> **STATED PROBLEM**: Return all lines below containing the word "Rent".

* start PROVIDED RECORDS *

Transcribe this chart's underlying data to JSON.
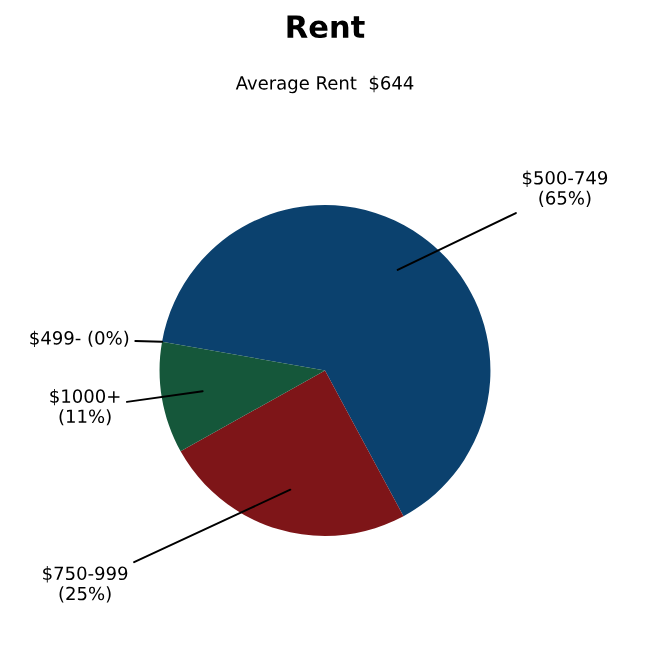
{
  "chart_data": {
    "type": "pie",
    "title": "Rent",
    "subtitle": "Average Rent  $644",
    "categories": [
      "$500-749",
      "$750-999",
      "$1000+",
      "$499-"
    ],
    "values": [
      65,
      25,
      11,
      0
    ],
    "value_labels": [
      "(65%)",
      "(25%)",
      "(11%)",
      "(0%)"
    ],
    "colors": [
      "#0b416e",
      "#7e1518",
      "#15573a",
      "#2a6e8a"
    ]
  }
}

* end PROVIDED RECORDS *

> **WRITTEN REPLY**:
    "title": "Rent",
    "subtitle": "Average Rent  $644",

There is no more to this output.